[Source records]
○ ○ ○ ○ ○ ○ ○

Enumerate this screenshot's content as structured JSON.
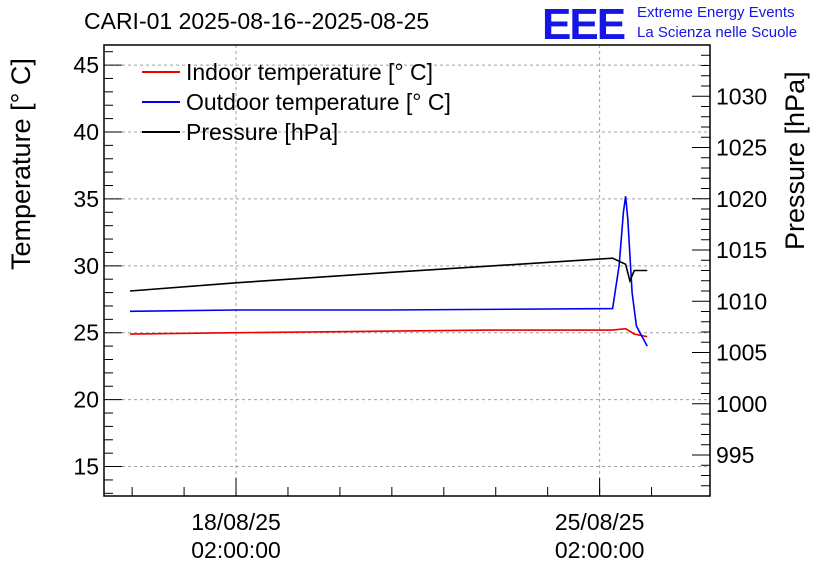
{
  "title": "CARI-01 2025-08-16--2025-08-25",
  "logo": {
    "mark": "EEE",
    "line1": "Extreme Energy Events",
    "line2": "La Scienza nelle Scuole",
    "color": "#1515e6"
  },
  "chart_data": {
    "type": "line",
    "title": "CARI-01 2025-08-16--2025-08-25",
    "ylabel": "Temperature [° C]",
    "y2label": "Pressure [hPa]",
    "ylim": [
      12.8,
      46.5
    ],
    "y2lim": [
      991,
      1035
    ],
    "yticks": [
      15,
      20,
      25,
      30,
      35,
      40,
      45
    ],
    "y2ticks": [
      995,
      1000,
      1005,
      1010,
      1015,
      1020,
      1025,
      1030
    ],
    "x_tick_labels": [
      {
        "x": "2025-08-18 02:00:00",
        "date": "18/08/25",
        "time": "02:00:00"
      },
      {
        "x": "2025-08-25 02:00:00",
        "date": "25/08/25",
        "time": "02:00:00"
      }
    ],
    "xlim": [
      "2025-08-15 13:00:00",
      "2025-08-27 05:00:00"
    ],
    "grid": true,
    "legend_position": "top-left",
    "series": [
      {
        "name": "Indoor temperature [° C]",
        "axis": "left",
        "color": "#ee0000",
        "points": [
          [
            "2025-08-16 01:00",
            24.9
          ],
          [
            "2025-08-18 02:00",
            25.0
          ],
          [
            "2025-08-20 12:00",
            25.1
          ],
          [
            "2025-08-23 00:00",
            25.2
          ],
          [
            "2025-08-25 08:00",
            25.2
          ],
          [
            "2025-08-25 14:00",
            25.3
          ],
          [
            "2025-08-25 18:00",
            24.9
          ],
          [
            "2025-08-26 00:00",
            24.7
          ]
        ]
      },
      {
        "name": "Outdoor temperature [° C]",
        "axis": "left",
        "color": "#0000ee",
        "points": [
          [
            "2025-08-16 01:00",
            26.6
          ],
          [
            "2025-08-18 02:00",
            26.7
          ],
          [
            "2025-08-21 00:00",
            26.7
          ],
          [
            "2025-08-25 08:00",
            26.8
          ],
          [
            "2025-08-25 11:00",
            30.0
          ],
          [
            "2025-08-25 13:00",
            34.0
          ],
          [
            "2025-08-25 14:00",
            35.2
          ],
          [
            "2025-08-25 15:00",
            33.5
          ],
          [
            "2025-08-25 17:00",
            28.0
          ],
          [
            "2025-08-25 19:00",
            25.5
          ],
          [
            "2025-08-26 00:00",
            24.0
          ]
        ]
      },
      {
        "name": "Pressure [hPa]",
        "axis": "right",
        "color": "#000000",
        "points": [
          [
            "2025-08-16 01:00",
            1011.0
          ],
          [
            "2025-08-18 02:00",
            1011.8
          ],
          [
            "2025-08-21 00:00",
            1012.8
          ],
          [
            "2025-08-25 08:00",
            1014.2
          ],
          [
            "2025-08-25 14:00",
            1013.6
          ],
          [
            "2025-08-25 16:00",
            1012.0
          ],
          [
            "2025-08-25 18:00",
            1013.0
          ],
          [
            "2025-08-26 00:00",
            1013.0
          ]
        ]
      }
    ]
  }
}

○ ○ ○ ○ ○ ○ ○

From the listing above, copy out each line where the word "Pressure" appears.

    "y2label": "Pressure [hPa]",
        "name": "Pressure [hPa]",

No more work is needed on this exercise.